Drop every picture and give the entries back exactly.

[RECORDS FOR THE EXERCISE]
____

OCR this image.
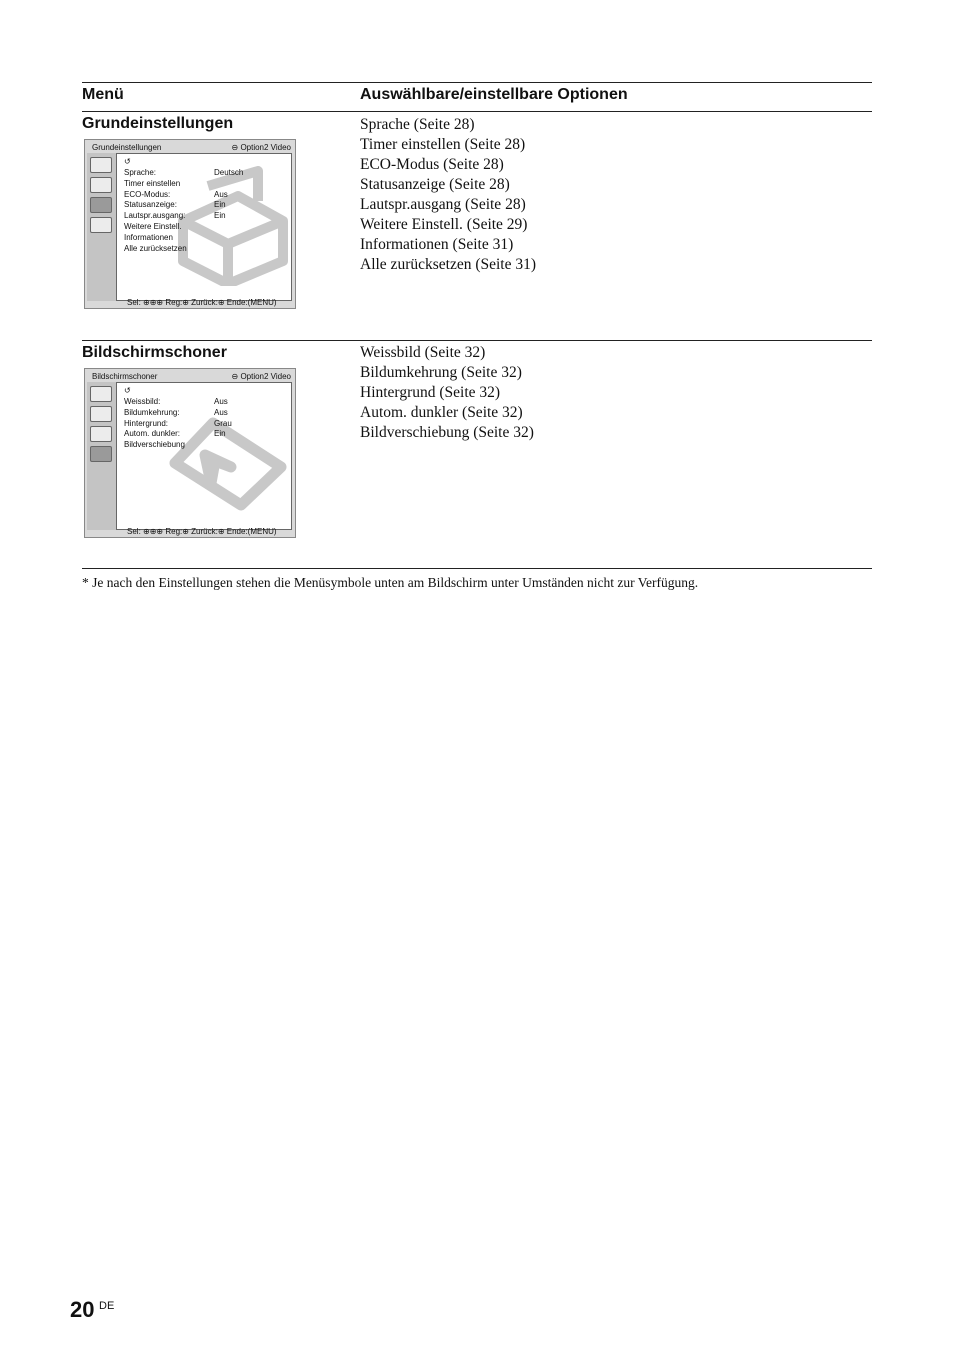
Menü	Auswählbare/einstellbare Optionen
Grundeinstellungen	Sprache (Seite 28)
Timer einstellen (Seite 28)
ECO-Modus (Seite 28)
Statusanzeige (Seite 28)
Lautspr.ausgang (Seite 28)
Weitere Einstell. (Seite 29)
Informationen (Seite 31)
Alle zurücksetzen (Seite 31)
Grundeinstellungen	⊖ Option2 Video
↺
Sprache:	Deutsch
Timer einstellen
ECO-Modus:	Aus
Statusanzeige:	Ein
Lautspr.ausgang:	Ein
Weitere Einstell.
Informationen
Alle zurücksetzen
Sel: ⊕⊕⊕ Reg:⊕ Zurück:⊕ Ende:(MENU)
Bildschirmschoner	Weissbild (Seite 32)
Bildumkehrung (Seite 32)
Hintergrund (Seite 32)
Autom. dunkler (Seite 32)
Bildverschiebung (Seite 32)
Bildschirmschoner	⊖ Option2 Video
↺
Weissbild:	Aus
Bildumkehrung:	Aus
Hintergrund:	Grau
Autom. dunkler:	Ein
Bildverschiebung
Sel: ⊕⊕⊕ Reg:⊕ Zurück:⊕ Ende:(MENU)
* Je nach den Einstellungen stehen die Menüsymbole unten am Bildschirm unter Umständen nicht zur Verfügung.
20 DE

____

[RESULT OF THE TASK]
OCR this image.
Menü	Auswählbare/einstellbare Optionen
Grundeinstellungen	Sprache (Seite 28)
Timer einstellen (Seite 28)
ECO-Modus (Seite 28)
Statusanzeige (Seite 28)
Lautspr.ausgang (Seite 28)
Weitere Einstell. (Seite 29)
Informationen (Seite 31)
Alle zurücksetzen (Seite 31)
Grundeinstellungen	⊖ Option2 Video
↺
Sprache:	Deutsch
Timer einstellen
ECO-Modus:	Aus
Statusanzeige:	Ein
Lautspr.ausgang:	Ein
Weitere Einstell.
Informationen
Alle zurücksetzen
Sel: ⊕⊕⊕ Reg:⊕ Zurück:⊕ Ende:(MENU)
Bildschirmschoner	Weissbild (Seite 32)
Bildumkehrung (Seite 32)
Hintergrund (Seite 32)
Autom. dunkler (Seite 32)
Bildverschiebung (Seite 32)
Bildschirmschoner	⊖ Option2 Video
↺
Weissbild:	Aus
Bildumkehrung:	Aus
Hintergrund:	Grau
Autom. dunkler:	Ein
Bildverschiebung
Sel: ⊕⊕⊕ Reg:⊕ Zurück:⊕ Ende:(MENU)
* Je nach den Einstellungen stehen die Menüsymbole unten am Bildschirm unter Umständen nicht zur Verfügung.
20 DE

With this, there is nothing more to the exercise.